• Rows from a figure dataset
• • •
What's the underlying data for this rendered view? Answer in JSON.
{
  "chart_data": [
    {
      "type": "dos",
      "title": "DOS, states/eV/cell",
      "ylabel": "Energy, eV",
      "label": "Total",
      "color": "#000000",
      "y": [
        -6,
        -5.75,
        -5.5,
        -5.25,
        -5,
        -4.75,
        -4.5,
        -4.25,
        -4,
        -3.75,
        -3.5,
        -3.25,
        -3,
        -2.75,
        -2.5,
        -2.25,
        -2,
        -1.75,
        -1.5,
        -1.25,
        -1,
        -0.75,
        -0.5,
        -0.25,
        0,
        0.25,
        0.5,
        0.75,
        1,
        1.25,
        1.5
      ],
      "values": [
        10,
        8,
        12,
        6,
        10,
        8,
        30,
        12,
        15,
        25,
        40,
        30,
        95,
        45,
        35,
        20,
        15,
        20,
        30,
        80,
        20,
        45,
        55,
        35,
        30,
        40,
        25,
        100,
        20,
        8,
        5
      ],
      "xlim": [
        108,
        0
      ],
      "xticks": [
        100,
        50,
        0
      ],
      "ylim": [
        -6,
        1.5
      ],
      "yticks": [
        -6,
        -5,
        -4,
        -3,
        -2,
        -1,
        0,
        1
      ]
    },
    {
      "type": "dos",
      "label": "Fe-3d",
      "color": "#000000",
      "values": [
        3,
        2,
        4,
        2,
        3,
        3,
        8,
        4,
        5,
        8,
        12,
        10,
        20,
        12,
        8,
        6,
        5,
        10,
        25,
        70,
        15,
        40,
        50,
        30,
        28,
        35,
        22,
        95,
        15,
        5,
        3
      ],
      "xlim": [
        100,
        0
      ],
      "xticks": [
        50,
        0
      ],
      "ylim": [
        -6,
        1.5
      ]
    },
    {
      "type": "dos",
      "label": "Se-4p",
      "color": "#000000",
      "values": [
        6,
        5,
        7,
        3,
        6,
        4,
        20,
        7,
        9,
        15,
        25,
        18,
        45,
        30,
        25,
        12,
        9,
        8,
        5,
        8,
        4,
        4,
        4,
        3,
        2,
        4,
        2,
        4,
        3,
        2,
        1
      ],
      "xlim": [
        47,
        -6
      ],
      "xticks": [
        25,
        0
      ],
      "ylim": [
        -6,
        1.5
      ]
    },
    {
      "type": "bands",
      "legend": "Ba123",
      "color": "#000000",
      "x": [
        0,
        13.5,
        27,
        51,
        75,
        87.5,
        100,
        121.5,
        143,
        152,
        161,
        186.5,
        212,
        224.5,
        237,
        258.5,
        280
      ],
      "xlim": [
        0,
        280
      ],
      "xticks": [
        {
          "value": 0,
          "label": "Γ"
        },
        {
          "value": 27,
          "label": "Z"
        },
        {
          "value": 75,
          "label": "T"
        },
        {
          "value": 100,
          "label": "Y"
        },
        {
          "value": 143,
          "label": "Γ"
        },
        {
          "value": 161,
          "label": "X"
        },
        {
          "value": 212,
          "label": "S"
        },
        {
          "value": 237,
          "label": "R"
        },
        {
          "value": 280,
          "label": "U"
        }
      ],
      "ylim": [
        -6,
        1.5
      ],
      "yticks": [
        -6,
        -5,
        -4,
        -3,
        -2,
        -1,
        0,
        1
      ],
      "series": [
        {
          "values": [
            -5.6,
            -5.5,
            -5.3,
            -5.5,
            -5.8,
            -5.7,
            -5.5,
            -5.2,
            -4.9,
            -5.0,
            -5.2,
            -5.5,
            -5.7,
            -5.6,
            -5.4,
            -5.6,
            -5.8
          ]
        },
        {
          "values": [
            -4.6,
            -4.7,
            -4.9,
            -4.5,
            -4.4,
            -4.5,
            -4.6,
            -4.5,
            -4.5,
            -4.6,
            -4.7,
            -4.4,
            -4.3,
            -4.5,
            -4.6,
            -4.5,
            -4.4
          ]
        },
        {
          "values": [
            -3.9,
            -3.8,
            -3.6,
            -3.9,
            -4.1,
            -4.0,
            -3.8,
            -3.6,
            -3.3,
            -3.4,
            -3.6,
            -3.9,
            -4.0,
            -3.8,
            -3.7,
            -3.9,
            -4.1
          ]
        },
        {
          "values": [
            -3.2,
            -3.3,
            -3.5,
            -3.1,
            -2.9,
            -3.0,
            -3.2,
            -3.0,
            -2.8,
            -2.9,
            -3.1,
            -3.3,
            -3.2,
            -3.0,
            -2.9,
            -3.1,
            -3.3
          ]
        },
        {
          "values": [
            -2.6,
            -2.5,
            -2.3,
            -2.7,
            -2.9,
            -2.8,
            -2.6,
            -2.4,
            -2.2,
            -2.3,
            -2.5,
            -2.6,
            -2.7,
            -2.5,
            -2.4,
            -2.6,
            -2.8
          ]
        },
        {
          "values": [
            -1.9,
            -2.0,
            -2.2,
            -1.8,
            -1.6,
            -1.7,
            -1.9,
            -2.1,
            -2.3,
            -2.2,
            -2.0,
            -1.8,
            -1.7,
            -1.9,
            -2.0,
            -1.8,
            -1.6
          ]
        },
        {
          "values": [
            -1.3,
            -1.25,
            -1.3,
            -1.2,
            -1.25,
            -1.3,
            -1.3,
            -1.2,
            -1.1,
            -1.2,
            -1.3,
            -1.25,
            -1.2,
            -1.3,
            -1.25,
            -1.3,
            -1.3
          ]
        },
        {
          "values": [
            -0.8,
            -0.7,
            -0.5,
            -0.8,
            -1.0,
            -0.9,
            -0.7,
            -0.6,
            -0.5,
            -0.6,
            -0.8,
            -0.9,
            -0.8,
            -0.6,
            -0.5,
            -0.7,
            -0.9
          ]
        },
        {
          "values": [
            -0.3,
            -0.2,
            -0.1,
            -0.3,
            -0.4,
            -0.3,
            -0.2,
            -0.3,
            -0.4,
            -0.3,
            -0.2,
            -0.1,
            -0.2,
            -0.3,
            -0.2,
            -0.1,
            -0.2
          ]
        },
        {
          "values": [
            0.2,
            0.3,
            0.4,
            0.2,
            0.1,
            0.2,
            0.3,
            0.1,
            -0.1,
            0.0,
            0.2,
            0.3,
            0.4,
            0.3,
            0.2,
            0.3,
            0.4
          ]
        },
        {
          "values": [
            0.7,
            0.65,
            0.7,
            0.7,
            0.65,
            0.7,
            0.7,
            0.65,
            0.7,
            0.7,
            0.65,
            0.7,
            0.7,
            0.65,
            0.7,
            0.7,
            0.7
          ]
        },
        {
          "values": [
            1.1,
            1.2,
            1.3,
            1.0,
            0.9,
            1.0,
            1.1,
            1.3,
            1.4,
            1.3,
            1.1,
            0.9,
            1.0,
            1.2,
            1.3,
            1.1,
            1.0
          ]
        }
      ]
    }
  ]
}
• • •
• What is expected
The records above are to be copied in full, exactly as written.

• Output of the exercise
What's the underlying data for this rendered view? Answer in JSON.
{
  "chart_data": [
    {
      "type": "dos",
      "title": "DOS, states/eV/cell",
      "ylabel": "Energy, eV",
      "label": "Total",
      "color": "#000000",
      "y": [
        -6,
        -5.75,
        -5.5,
        -5.25,
        -5,
        -4.75,
        -4.5,
        -4.25,
        -4,
        -3.75,
        -3.5,
        -3.25,
        -3,
        -2.75,
        -2.5,
        -2.25,
        -2,
        -1.75,
        -1.5,
        -1.25,
        -1,
        -0.75,
        -0.5,
        -0.25,
        0,
        0.25,
        0.5,
        0.75,
        1,
        1.25,
        1.5
      ],
      "values": [
        10,
        8,
        12,
        6,
        10,
        8,
        30,
        12,
        15,
        25,
        40,
        30,
        95,
        45,
        35,
        20,
        15,
        20,
        30,
        80,
        20,
        45,
        55,
        35,
        30,
        40,
        25,
        100,
        20,
        8,
        5
      ],
      "xlim": [
        108,
        0
      ],
      "xticks": [
        100,
        50,
        0
      ],
      "ylim": [
        -6,
        1.5
      ],
      "yticks": [
        -6,
        -5,
        -4,
        -3,
        -2,
        -1,
        0,
        1
      ]
    },
    {
      "type": "dos",
      "label": "Fe-3d",
      "color": "#000000",
      "values": [
        3,
        2,
        4,
        2,
        3,
        3,
        8,
        4,
        5,
        8,
        12,
        10,
        20,
        12,
        8,
        6,
        5,
        10,
        25,
        70,
        15,
        40,
        50,
        30,
        28,
        35,
        22,
        95,
        15,
        5,
        3
      ],
      "xlim": [
        100,
        0
      ],
      "xticks": [
        50,
        0
      ],
      "ylim": [
        -6,
        1.5
      ]
    },
    {
      "type": "dos",
      "label": "Se-4p",
      "color": "#000000",
      "values": [
        6,
        5,
        7,
        3,
        6,
        4,
        20,
        7,
        9,
        15,
        25,
        18,
        45,
        30,
        25,
        12,
        9,
        8,
        5,
        8,
        4,
        4,
        4,
        3,
        2,
        4,
        2,
        4,
        3,
        2,
        1
      ],
      "xlim": [
        47,
        -6
      ],
      "xticks": [
        25,
        0
      ],
      "ylim": [
        -6,
        1.5
      ]
    },
    {
      "type": "bands",
      "legend": "Ba123",
      "color": "#000000",
      "x": [
        0,
        13.5,
        27,
        51,
        75,
        87.5,
        100,
        121.5,
        143,
        152,
        161,
        186.5,
        212,
        224.5,
        237,
        258.5,
        280
      ],
      "xlim": [
        0,
        280
      ],
      "xticks": [
        {
          "value": 0,
          "label": "Γ"
        },
        {
          "value": 27,
          "label": "Z"
        },
        {
          "value": 75,
          "label": "T"
        },
        {
          "value": 100,
          "label": "Y"
        },
        {
          "value": 143,
          "label": "Γ"
        },
        {
          "value": 161,
          "label": "X"
        },
        {
          "value": 212,
          "label": "S"
        },
        {
          "value": 237,
          "label": "R"
        },
        {
          "value": 280,
          "label": "U"
        }
      ],
      "ylim": [
        -6,
        1.5
      ],
      "yticks": [
        -6,
        -5,
        -4,
        -3,
        -2,
        -1,
        0,
        1
      ],
      "series": [
        {
          "values": [
            -5.6,
            -5.5,
            -5.3,
            -5.5,
            -5.8,
            -5.7,
            -5.5,
            -5.2,
            -4.9,
            -5.0,
            -5.2,
            -5.5,
            -5.7,
            -5.6,
            -5.4,
            -5.6,
            -5.8
          ]
        },
        {
          "values": [
            -4.6,
            -4.7,
            -4.9,
            -4.5,
            -4.4,
            -4.5,
            -4.6,
            -4.5,
            -4.5,
            -4.6,
            -4.7,
            -4.4,
            -4.3,
            -4.5,
            -4.6,
            -4.5,
            -4.4
          ]
        },
        {
          "values": [
            -3.9,
            -3.8,
            -3.6,
            -3.9,
            -4.1,
            -4.0,
            -3.8,
            -3.6,
            -3.3,
            -3.4,
            -3.6,
            -3.9,
            -4.0,
            -3.8,
            -3.7,
            -3.9,
            -4.1
          ]
        },
        {
          "values": [
            -3.2,
            -3.3,
            -3.5,
            -3.1,
            -2.9,
            -3.0,
            -3.2,
            -3.0,
            -2.8,
            -2.9,
            -3.1,
            -3.3,
            -3.2,
            -3.0,
            -2.9,
            -3.1,
            -3.3
          ]
        },
        {
          "values": [
            -2.6,
            -2.5,
            -2.3,
            -2.7,
            -2.9,
            -2.8,
            -2.6,
            -2.4,
            -2.2,
            -2.3,
            -2.5,
            -2.6,
            -2.7,
            -2.5,
            -2.4,
            -2.6,
            -2.8
          ]
        },
        {
          "values": [
            -1.9,
            -2.0,
            -2.2,
            -1.8,
            -1.6,
            -1.7,
            -1.9,
            -2.1,
            -2.3,
            -2.2,
            -2.0,
            -1.8,
            -1.7,
            -1.9,
            -2.0,
            -1.8,
            -1.6
          ]
        },
        {
          "values": [
            -1.3,
            -1.25,
            -1.3,
            -1.2,
            -1.25,
            -1.3,
            -1.3,
            -1.2,
            -1.1,
            -1.2,
            -1.3,
            -1.25,
            -1.2,
            -1.3,
            -1.25,
            -1.3,
            -1.3
          ]
        },
        {
          "values": [
            -0.8,
            -0.7,
            -0.5,
            -0.8,
            -1.0,
            -0.9,
            -0.7,
            -0.6,
            -0.5,
            -0.6,
            -0.8,
            -0.9,
            -0.8,
            -0.6,
            -0.5,
            -0.7,
            -0.9
          ]
        },
        {
          "values": [
            -0.3,
            -0.2,
            -0.1,
            -0.3,
            -0.4,
            -0.3,
            -0.2,
            -0.3,
            -0.4,
            -0.3,
            -0.2,
            -0.1,
            -0.2,
            -0.3,
            -0.2,
            -0.1,
            -0.2
          ]
        },
        {
          "values": [
            0.2,
            0.3,
            0.4,
            0.2,
            0.1,
            0.2,
            0.3,
            0.1,
            -0.1,
            0.0,
            0.2,
            0.3,
            0.4,
            0.3,
            0.2,
            0.3,
            0.4
          ]
        },
        {
          "values": [
            0.7,
            0.65,
            0.7,
            0.7,
            0.65,
            0.7,
            0.7,
            0.65,
            0.7,
            0.7,
            0.65,
            0.7,
            0.7,
            0.65,
            0.7,
            0.7,
            0.7
          ]
        },
        {
          "values": [
            1.1,
            1.2,
            1.3,
            1.0,
            0.9,
            1.0,
            1.1,
            1.3,
            1.4,
            1.3,
            1.1,
            0.9,
            1.0,
            1.2,
            1.3,
            1.1,
            1.0
          ]
        }
      ]
    }
  ]
}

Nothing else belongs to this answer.